>> START THE DATA
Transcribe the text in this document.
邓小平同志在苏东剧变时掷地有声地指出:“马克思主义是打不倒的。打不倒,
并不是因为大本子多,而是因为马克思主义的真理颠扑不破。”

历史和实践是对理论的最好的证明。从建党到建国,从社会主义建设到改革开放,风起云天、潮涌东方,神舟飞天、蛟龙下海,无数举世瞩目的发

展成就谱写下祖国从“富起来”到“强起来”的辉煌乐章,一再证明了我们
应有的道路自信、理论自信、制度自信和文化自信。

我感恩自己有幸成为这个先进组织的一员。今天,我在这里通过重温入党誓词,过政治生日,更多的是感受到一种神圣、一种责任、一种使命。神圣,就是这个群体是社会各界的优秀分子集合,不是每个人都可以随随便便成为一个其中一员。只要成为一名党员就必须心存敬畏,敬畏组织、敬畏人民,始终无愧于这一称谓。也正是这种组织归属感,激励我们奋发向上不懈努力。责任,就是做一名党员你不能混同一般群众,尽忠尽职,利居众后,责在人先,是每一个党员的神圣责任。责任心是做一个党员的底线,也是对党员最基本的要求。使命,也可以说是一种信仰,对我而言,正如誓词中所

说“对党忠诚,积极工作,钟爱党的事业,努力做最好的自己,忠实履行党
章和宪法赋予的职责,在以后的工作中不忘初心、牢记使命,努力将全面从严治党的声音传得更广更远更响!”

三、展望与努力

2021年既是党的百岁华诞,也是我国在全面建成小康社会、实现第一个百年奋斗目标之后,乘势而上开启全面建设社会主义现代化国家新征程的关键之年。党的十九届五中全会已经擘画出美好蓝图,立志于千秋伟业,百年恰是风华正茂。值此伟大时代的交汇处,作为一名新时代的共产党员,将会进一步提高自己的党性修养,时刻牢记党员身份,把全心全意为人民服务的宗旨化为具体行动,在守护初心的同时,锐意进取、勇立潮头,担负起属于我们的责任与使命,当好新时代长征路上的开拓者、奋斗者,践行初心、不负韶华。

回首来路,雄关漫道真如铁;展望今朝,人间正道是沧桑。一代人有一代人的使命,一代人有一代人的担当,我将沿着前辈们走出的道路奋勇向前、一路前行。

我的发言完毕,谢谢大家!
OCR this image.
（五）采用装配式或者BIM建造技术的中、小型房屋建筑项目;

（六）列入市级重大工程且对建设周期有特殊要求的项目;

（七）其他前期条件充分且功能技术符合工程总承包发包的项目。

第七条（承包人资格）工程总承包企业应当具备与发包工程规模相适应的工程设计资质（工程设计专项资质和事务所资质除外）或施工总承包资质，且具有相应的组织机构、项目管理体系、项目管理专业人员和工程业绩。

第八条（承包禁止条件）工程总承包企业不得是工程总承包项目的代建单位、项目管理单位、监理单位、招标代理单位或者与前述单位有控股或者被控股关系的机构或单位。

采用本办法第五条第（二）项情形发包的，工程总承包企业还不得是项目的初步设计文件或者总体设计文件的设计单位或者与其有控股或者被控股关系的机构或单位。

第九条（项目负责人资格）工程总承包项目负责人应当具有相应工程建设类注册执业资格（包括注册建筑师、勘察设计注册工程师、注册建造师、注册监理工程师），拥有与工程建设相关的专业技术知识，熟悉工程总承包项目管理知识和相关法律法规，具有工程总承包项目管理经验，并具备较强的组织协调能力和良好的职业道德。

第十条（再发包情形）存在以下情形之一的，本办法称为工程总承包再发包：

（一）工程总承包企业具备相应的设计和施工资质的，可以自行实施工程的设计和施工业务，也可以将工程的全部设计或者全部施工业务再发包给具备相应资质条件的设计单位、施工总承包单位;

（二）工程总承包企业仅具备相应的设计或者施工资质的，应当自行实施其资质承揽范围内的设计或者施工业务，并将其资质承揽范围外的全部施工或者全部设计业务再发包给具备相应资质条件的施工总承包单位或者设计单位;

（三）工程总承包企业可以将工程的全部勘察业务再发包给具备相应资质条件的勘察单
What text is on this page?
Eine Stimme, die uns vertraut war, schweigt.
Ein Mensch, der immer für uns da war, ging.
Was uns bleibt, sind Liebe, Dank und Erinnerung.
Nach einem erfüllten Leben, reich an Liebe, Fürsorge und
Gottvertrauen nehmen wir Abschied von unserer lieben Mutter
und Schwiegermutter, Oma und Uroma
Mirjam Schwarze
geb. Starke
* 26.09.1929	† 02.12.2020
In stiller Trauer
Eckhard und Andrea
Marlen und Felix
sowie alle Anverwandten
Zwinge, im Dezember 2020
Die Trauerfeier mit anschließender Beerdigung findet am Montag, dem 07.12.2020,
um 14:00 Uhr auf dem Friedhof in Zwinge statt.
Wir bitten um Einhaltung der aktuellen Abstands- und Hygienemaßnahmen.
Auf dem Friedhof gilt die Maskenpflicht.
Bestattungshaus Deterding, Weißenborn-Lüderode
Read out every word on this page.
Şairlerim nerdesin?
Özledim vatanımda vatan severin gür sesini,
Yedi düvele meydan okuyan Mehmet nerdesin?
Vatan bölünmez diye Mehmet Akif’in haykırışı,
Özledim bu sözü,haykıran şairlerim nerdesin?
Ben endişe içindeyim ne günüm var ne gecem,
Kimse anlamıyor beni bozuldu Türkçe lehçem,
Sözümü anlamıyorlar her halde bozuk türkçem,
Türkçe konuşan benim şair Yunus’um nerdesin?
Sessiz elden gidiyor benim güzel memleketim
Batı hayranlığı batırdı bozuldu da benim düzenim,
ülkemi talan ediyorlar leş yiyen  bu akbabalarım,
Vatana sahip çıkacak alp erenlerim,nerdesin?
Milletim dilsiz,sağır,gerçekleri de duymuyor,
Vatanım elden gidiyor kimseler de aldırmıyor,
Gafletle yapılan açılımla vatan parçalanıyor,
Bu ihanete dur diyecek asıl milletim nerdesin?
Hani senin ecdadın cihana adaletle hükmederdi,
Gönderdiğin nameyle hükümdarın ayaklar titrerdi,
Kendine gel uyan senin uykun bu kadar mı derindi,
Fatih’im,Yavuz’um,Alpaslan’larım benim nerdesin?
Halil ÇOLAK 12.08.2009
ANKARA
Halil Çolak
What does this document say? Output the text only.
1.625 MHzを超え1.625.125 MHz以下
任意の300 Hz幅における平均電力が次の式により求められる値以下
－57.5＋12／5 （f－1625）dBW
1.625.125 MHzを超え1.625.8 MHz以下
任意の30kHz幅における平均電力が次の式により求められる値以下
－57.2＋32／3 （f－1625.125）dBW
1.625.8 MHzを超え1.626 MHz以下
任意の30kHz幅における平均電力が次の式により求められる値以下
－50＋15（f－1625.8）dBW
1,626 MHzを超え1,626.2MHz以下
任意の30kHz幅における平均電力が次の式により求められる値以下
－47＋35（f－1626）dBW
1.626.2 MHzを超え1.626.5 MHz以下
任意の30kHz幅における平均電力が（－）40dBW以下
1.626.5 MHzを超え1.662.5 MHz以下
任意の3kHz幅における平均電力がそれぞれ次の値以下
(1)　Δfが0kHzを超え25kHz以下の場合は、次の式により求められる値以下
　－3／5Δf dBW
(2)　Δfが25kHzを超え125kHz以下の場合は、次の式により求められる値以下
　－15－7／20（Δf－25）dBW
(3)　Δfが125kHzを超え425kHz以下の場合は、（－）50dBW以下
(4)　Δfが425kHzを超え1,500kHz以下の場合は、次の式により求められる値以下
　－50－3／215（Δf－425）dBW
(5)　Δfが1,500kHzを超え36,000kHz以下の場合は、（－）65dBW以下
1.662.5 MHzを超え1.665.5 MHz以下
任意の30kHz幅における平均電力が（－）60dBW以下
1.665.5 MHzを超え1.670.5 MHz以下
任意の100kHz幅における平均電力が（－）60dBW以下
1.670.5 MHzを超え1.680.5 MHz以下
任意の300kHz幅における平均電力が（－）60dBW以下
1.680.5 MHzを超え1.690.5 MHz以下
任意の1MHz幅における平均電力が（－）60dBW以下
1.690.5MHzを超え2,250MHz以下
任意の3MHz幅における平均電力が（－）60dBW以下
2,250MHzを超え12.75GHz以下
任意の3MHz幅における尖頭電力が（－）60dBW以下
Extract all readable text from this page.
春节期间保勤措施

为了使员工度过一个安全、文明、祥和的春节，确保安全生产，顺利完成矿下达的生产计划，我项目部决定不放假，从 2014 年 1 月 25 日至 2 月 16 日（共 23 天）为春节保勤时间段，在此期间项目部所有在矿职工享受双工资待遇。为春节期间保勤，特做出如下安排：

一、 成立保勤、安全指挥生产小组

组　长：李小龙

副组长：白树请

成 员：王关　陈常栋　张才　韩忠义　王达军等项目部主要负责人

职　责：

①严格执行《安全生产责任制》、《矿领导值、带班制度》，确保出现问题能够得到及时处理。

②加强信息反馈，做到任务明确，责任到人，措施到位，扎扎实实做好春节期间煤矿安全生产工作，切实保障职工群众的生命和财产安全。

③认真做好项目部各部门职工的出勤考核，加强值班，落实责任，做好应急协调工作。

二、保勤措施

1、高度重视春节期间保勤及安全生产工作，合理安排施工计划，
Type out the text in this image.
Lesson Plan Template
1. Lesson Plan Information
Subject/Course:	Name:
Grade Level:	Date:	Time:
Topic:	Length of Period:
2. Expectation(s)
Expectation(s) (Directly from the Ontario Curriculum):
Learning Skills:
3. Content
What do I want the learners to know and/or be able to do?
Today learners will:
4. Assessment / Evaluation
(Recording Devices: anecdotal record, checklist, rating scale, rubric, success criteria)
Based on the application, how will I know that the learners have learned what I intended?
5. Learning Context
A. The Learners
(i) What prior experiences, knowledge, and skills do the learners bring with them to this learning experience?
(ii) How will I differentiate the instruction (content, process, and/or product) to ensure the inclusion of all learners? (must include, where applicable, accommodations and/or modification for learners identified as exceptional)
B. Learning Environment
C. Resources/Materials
>> END THE DATA
TASK STATEMENT:
Go through the material and select each line with the string "this" in it.

THE SOLUTION:
Transcribe the text in this document.
OCR this image.
What text is on this page?
Read out every word on this page.
What does this document say? Output the text only.
Extract all readable text from this page.
Type out the text in this image.
(i) What prior experiences, knowledge, and skills do the learners bring with them to this learning experience?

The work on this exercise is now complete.